- GIVEN REQUEST
Take all the material and copy it exactly.

— begin DATA ENTRIES —

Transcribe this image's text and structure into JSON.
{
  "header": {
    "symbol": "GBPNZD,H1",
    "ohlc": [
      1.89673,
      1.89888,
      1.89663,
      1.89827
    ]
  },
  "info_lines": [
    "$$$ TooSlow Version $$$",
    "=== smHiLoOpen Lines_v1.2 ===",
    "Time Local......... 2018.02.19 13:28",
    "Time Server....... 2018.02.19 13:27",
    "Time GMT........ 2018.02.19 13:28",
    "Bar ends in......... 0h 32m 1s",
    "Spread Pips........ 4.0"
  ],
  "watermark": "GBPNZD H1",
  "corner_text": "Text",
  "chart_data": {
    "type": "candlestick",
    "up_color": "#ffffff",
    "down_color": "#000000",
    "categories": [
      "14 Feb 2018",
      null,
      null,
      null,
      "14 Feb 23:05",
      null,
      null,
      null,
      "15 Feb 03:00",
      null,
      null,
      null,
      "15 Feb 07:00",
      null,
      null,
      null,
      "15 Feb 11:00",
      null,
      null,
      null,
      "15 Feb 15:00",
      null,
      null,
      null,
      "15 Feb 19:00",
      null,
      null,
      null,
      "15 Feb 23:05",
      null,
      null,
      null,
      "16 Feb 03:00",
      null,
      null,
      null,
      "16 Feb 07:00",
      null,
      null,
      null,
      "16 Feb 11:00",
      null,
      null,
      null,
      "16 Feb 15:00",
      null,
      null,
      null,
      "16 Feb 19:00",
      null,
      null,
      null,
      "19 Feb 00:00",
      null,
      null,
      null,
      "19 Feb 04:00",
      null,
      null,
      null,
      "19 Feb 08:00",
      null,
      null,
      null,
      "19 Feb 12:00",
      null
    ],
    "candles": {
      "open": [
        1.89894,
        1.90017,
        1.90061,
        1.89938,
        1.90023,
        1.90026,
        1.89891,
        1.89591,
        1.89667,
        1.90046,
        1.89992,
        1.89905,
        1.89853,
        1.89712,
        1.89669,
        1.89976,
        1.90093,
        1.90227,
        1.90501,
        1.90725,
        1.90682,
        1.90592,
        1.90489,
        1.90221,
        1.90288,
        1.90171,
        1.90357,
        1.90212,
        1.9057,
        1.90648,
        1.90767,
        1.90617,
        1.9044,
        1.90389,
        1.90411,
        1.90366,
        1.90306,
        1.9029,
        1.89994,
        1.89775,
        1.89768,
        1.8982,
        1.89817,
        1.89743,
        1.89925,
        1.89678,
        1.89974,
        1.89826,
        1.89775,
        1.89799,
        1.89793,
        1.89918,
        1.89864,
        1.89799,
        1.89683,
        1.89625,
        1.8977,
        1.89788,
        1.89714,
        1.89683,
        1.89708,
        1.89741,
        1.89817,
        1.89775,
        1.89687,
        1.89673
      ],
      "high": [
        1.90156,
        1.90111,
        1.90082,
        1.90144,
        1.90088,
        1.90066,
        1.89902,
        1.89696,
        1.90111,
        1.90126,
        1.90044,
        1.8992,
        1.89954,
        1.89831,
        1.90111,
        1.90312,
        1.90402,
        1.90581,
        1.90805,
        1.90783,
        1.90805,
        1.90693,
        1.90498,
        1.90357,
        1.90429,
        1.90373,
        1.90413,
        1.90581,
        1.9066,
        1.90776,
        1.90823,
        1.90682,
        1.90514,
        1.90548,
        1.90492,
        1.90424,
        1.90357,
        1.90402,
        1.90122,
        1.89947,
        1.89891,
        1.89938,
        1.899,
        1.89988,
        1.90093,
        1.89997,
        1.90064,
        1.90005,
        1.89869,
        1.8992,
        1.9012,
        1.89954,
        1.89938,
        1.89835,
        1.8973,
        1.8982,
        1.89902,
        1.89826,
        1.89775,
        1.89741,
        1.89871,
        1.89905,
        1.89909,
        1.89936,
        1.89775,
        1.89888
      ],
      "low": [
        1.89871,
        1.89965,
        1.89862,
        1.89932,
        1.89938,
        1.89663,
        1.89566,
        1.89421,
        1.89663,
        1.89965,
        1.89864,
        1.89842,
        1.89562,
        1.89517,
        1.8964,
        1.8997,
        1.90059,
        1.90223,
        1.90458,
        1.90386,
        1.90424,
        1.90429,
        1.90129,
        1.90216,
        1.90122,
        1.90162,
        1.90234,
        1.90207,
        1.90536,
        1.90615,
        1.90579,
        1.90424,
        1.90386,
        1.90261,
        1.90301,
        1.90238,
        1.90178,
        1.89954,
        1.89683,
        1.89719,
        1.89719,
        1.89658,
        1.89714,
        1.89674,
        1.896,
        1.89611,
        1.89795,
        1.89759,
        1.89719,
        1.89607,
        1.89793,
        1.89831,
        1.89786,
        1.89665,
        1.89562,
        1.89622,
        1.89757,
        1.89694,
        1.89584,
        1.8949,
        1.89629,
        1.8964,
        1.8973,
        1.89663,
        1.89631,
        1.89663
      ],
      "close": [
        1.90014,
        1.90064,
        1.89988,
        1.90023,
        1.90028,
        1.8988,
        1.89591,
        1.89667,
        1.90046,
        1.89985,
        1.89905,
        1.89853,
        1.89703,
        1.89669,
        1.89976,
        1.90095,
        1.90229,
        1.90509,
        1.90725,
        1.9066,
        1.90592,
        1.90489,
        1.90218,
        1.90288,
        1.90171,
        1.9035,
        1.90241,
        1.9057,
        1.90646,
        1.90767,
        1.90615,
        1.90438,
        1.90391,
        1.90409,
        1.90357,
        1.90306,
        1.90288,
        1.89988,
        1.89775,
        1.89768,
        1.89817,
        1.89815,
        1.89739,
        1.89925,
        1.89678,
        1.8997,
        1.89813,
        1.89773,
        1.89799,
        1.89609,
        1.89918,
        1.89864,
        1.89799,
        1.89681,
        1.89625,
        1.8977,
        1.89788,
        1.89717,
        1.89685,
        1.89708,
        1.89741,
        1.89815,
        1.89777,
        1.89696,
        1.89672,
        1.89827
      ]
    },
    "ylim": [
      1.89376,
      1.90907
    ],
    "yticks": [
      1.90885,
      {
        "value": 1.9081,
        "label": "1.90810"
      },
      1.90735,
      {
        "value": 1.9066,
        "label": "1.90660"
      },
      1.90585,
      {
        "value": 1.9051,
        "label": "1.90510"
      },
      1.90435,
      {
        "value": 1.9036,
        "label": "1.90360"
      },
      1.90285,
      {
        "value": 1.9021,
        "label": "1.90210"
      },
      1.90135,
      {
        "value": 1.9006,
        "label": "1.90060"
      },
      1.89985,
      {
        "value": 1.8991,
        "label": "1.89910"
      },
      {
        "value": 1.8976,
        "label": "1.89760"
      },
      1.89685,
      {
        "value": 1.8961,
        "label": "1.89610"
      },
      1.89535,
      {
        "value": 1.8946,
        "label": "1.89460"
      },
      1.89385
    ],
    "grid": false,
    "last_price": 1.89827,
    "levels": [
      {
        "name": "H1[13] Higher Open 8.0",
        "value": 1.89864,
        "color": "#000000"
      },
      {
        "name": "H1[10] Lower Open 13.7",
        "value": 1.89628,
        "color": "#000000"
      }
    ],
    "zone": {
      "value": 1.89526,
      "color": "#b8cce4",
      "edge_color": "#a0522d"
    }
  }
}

— end DATA ENTRIES —

- FINAL RESULT
Transcribe this image's text and structure into JSON.
{
  "header": {
    "symbol": "GBPNZD,H1",
    "ohlc": [
      1.89673,
      1.89888,
      1.89663,
      1.89827
    ]
  },
  "info_lines": [
    "$$$ TooSlow Version $$$",
    "=== smHiLoOpen Lines_v1.2 ===",
    "Time Local......... 2018.02.19 13:28",
    "Time Server....... 2018.02.19 13:27",
    "Time GMT........ 2018.02.19 13:28",
    "Bar ends in......... 0h 32m 1s",
    "Spread Pips........ 4.0"
  ],
  "watermark": "GBPNZD H1",
  "corner_text": "Text",
  "chart_data": {
    "type": "candlestick",
    "up_color": "#ffffff",
    "down_color": "#000000",
    "categories": [
      "14 Feb 2018",
      null,
      null,
      null,
      "14 Feb 23:05",
      null,
      null,
      null,
      "15 Feb 03:00",
      null,
      null,
      null,
      "15 Feb 07:00",
      null,
      null,
      null,
      "15 Feb 11:00",
      null,
      null,
      null,
      "15 Feb 15:00",
      null,
      null,
      null,
      "15 Feb 19:00",
      null,
      null,
      null,
      "15 Feb 23:05",
      null,
      null,
      null,
      "16 Feb 03:00",
      null,
      null,
      null,
      "16 Feb 07:00",
      null,
      null,
      null,
      "16 Feb 11:00",
      null,
      null,
      null,
      "16 Feb 15:00",
      null,
      null,
      null,
      "16 Feb 19:00",
      null,
      null,
      null,
      "19 Feb 00:00",
      null,
      null,
      null,
      "19 Feb 04:00",
      null,
      null,
      null,
      "19 Feb 08:00",
      null,
      null,
      null,
      "19 Feb 12:00",
      null
    ],
    "candles": {
      "open": [
        1.89894,
        1.90017,
        1.90061,
        1.89938,
        1.90023,
        1.90026,
        1.89891,
        1.89591,
        1.89667,
        1.90046,
        1.89992,
        1.89905,
        1.89853,
        1.89712,
        1.89669,
        1.89976,
        1.90093,
        1.90227,
        1.90501,
        1.90725,
        1.90682,
        1.90592,
        1.90489,
        1.90221,
        1.90288,
        1.90171,
        1.90357,
        1.90212,
        1.9057,
        1.90648,
        1.90767,
        1.90617,
        1.9044,
        1.90389,
        1.90411,
        1.90366,
        1.90306,
        1.9029,
        1.89994,
        1.89775,
        1.89768,
        1.8982,
        1.89817,
        1.89743,
        1.89925,
        1.89678,
        1.89974,
        1.89826,
        1.89775,
        1.89799,
        1.89793,
        1.89918,
        1.89864,
        1.89799,
        1.89683,
        1.89625,
        1.8977,
        1.89788,
        1.89714,
        1.89683,
        1.89708,
        1.89741,
        1.89817,
        1.89775,
        1.89687,
        1.89673
      ],
      "high": [
        1.90156,
        1.90111,
        1.90082,
        1.90144,
        1.90088,
        1.90066,
        1.89902,
        1.89696,
        1.90111,
        1.90126,
        1.90044,
        1.8992,
        1.89954,
        1.89831,
        1.90111,
        1.90312,
        1.90402,
        1.90581,
        1.90805,
        1.90783,
        1.90805,
        1.90693,
        1.90498,
        1.90357,
        1.90429,
        1.90373,
        1.90413,
        1.90581,
        1.9066,
        1.90776,
        1.90823,
        1.90682,
        1.90514,
        1.90548,
        1.90492,
        1.90424,
        1.90357,
        1.90402,
        1.90122,
        1.89947,
        1.89891,
        1.89938,
        1.899,
        1.89988,
        1.90093,
        1.89997,
        1.90064,
        1.90005,
        1.89869,
        1.8992,
        1.9012,
        1.89954,
        1.89938,
        1.89835,
        1.8973,
        1.8982,
        1.89902,
        1.89826,
        1.89775,
        1.89741,
        1.89871,
        1.89905,
        1.89909,
        1.89936,
        1.89775,
        1.89888
      ],
      "low": [
        1.89871,
        1.89965,
        1.89862,
        1.89932,
        1.89938,
        1.89663,
        1.89566,
        1.89421,
        1.89663,
        1.89965,
        1.89864,
        1.89842,
        1.89562,
        1.89517,
        1.8964,
        1.8997,
        1.90059,
        1.90223,
        1.90458,
        1.90386,
        1.90424,
        1.90429,
        1.90129,
        1.90216,
        1.90122,
        1.90162,
        1.90234,
        1.90207,
        1.90536,
        1.90615,
        1.90579,
        1.90424,
        1.90386,
        1.90261,
        1.90301,
        1.90238,
        1.90178,
        1.89954,
        1.89683,
        1.89719,
        1.89719,
        1.89658,
        1.89714,
        1.89674,
        1.896,
        1.89611,
        1.89795,
        1.89759,
        1.89719,
        1.89607,
        1.89793,
        1.89831,
        1.89786,
        1.89665,
        1.89562,
        1.89622,
        1.89757,
        1.89694,
        1.89584,
        1.8949,
        1.89629,
        1.8964,
        1.8973,
        1.89663,
        1.89631,
        1.89663
      ],
      "close": [
        1.90014,
        1.90064,
        1.89988,
        1.90023,
        1.90028,
        1.8988,
        1.89591,
        1.89667,
        1.90046,
        1.89985,
        1.89905,
        1.89853,
        1.89703,
        1.89669,
        1.89976,
        1.90095,
        1.90229,
        1.90509,
        1.90725,
        1.9066,
        1.90592,
        1.90489,
        1.90218,
        1.90288,
        1.90171,
        1.9035,
        1.90241,
        1.9057,
        1.90646,
        1.90767,
        1.90615,
        1.90438,
        1.90391,
        1.90409,
        1.90357,
        1.90306,
        1.90288,
        1.89988,
        1.89775,
        1.89768,
        1.89817,
        1.89815,
        1.89739,
        1.89925,
        1.89678,
        1.8997,
        1.89813,
        1.89773,
        1.89799,
        1.89609,
        1.89918,
        1.89864,
        1.89799,
        1.89681,
        1.89625,
        1.8977,
        1.89788,
        1.89717,
        1.89685,
        1.89708,
        1.89741,
        1.89815,
        1.89777,
        1.89696,
        1.89672,
        1.89827
      ]
    },
    "ylim": [
      1.89376,
      1.90907
    ],
    "yticks": [
      1.90885,
      {
        "value": 1.9081,
        "label": "1.90810"
      },
      1.90735,
      {
        "value": 1.9066,
        "label": "1.90660"
      },
      1.90585,
      {
        "value": 1.9051,
        "label": "1.90510"
      },
      1.90435,
      {
        "value": 1.9036,
        "label": "1.90360"
      },
      1.90285,
      {
        "value": 1.9021,
        "label": "1.90210"
      },
      1.90135,
      {
        "value": 1.9006,
        "label": "1.90060"
      },
      1.89985,
      {
        "value": 1.8991,
        "label": "1.89910"
      },
      {
        "value": 1.8976,
        "label": "1.89760"
      },
      1.89685,
      {
        "value": 1.8961,
        "label": "1.89610"
      },
      1.89535,
      {
        "value": 1.8946,
        "label": "1.89460"
      },
      1.89385
    ],
    "grid": false,
    "last_price": 1.89827,
    "levels": [
      {
        "name": "H1[13] Higher Open 8.0",
        "value": 1.89864,
        "color": "#000000"
      },
      {
        "name": "H1[10] Lower Open 13.7",
        "value": 1.89628,
        "color": "#000000"
      }
    ],
    "zone": {
      "value": 1.89526,
      "color": "#b8cce4",
      "edge_color": "#a0522d"
    }
  }
}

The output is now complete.